I googled Bees wax and found it at eBeehoney.com. You can buy it in several different sizes. 1 lb. is $14 with free shipping.


----------



## cheford (Aug 3, 2009)

I bought mine at a local craft store. Michael's I think. But all craft stores should have it. I heated mineral oil and then melted bees wax into it to make a paste. Works great.


----------



## kine97 (Jan 21, 2008)

I bought it from online, and it had a weird, unpleasant smell to it. I tossed that (3 lbs. worth) and went to Hobby Lobby and bought some for about $14 a pound. It smelled like honey and worked great. I melted it down in some heated mineral wax (I heated the oil in the microwave, and dropped in small chunks of beeswax to melt) and made the paste. I use it to condition boards after they've been finished in mineral oil.


----------



## DraftsmanRick (Jan 8, 2010)

Thanks guys! I Appreciate the info! I bought Carnuba wax from Woodcraft along time ago but its too expensive.

Have a great day!


----------



## Beeguy (Jun 11, 2008)

All the above sites for beeswax will work but you should consider finding a beekeeper in your area (There are more around than you think.). I would expect the price to be a little better than the craft stores, or at least save the online shipping, and while you are there you can also pick up some good local honey.

Collection entries:
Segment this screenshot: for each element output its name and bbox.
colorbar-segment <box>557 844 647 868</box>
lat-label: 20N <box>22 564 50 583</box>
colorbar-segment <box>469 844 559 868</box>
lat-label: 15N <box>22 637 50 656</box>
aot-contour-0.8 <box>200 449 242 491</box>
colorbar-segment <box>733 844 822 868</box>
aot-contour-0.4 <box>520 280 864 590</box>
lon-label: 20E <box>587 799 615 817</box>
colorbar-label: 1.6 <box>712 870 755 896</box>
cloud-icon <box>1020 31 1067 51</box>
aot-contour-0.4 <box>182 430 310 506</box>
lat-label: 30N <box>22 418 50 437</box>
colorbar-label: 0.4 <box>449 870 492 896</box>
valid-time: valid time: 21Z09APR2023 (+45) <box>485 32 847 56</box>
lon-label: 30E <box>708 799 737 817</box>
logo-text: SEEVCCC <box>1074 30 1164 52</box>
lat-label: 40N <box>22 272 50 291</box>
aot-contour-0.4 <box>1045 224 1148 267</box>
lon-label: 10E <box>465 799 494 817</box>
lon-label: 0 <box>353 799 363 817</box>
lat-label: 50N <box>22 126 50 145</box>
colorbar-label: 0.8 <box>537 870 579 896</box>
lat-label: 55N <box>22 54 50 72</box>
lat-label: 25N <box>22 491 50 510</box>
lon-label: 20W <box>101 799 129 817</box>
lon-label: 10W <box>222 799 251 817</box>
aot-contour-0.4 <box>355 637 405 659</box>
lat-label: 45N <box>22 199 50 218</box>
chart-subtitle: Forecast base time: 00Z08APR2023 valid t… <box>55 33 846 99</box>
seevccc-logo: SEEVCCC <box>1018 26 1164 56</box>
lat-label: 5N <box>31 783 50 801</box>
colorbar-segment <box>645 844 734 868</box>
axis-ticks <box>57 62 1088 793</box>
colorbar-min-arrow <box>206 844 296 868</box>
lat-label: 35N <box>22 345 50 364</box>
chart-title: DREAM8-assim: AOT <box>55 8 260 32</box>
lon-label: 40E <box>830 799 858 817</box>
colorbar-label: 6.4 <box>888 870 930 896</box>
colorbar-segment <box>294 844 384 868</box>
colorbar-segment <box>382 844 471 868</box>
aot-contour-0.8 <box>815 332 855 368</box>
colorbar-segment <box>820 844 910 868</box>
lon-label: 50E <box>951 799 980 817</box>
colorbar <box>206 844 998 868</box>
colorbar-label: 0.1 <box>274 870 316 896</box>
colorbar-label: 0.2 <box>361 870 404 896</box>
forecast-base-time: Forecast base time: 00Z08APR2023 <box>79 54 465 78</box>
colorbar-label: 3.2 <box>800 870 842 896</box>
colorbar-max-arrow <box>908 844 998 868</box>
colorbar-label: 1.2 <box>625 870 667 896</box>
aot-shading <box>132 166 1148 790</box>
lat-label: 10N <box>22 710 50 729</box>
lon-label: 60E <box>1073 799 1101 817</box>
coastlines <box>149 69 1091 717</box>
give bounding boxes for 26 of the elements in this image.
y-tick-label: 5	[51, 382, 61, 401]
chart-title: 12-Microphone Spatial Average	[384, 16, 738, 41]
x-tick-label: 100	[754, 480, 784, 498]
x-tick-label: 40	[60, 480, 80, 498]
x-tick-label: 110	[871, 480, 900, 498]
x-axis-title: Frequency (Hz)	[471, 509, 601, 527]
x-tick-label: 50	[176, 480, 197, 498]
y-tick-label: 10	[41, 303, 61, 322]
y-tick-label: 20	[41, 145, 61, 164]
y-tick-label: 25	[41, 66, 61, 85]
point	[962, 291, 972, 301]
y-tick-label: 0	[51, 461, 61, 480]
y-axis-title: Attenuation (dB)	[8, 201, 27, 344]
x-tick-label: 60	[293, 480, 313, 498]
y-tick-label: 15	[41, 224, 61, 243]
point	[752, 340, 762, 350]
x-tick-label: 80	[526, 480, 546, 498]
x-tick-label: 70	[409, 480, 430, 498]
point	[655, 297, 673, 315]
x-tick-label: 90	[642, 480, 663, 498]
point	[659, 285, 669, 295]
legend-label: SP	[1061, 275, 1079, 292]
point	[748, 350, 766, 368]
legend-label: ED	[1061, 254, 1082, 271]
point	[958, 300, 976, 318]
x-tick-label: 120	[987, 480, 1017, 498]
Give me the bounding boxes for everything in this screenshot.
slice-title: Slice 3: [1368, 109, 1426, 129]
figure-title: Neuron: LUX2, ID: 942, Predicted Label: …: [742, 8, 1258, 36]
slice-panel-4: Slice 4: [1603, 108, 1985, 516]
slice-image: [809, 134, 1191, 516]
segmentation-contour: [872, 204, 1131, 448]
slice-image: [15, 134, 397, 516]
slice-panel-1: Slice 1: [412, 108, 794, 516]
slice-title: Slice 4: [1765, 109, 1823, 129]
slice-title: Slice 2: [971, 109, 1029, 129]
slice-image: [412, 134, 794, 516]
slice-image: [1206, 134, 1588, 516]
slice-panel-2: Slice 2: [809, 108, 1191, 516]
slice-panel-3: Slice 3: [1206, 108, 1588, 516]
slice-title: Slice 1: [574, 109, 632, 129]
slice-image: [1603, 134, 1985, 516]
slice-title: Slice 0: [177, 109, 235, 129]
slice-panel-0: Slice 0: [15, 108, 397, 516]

• _REQUIRED ACTIONS_
[1] In the beeswax thread, rewrite the stretch from "Have a great" through "good local honey.", replacing "beekeeper" with "honey producer".
[2] Write out the entries from their first line through the line that contains "aot-contour-0.4 <box>520 280 864 590</box>", both ends included.

• _SOLUTIONS BELOW_
[1]
Have a great day!


----------



## Beeguy (Jun 11, 2008)

All the above sites for beeswax will work but you should consider finding a honey producer in your area (There are more around than you think.). I would expect the price to be a little better than the craft stores, or at least save the online shipping, and while you are there you can also pick up some good local honey.

[2]
Segment this screenshot: for each element output its name and bbox.
colorbar-segment <box>557 844 647 868</box>
lat-label: 20N <box>22 564 50 583</box>
colorbar-segment <box>469 844 559 868</box>
lat-label: 15N <box>22 637 50 656</box>
aot-contour-0.8 <box>200 449 242 491</box>
colorbar-segment <box>733 844 822 868</box>
aot-contour-0.4 <box>520 280 864 590</box>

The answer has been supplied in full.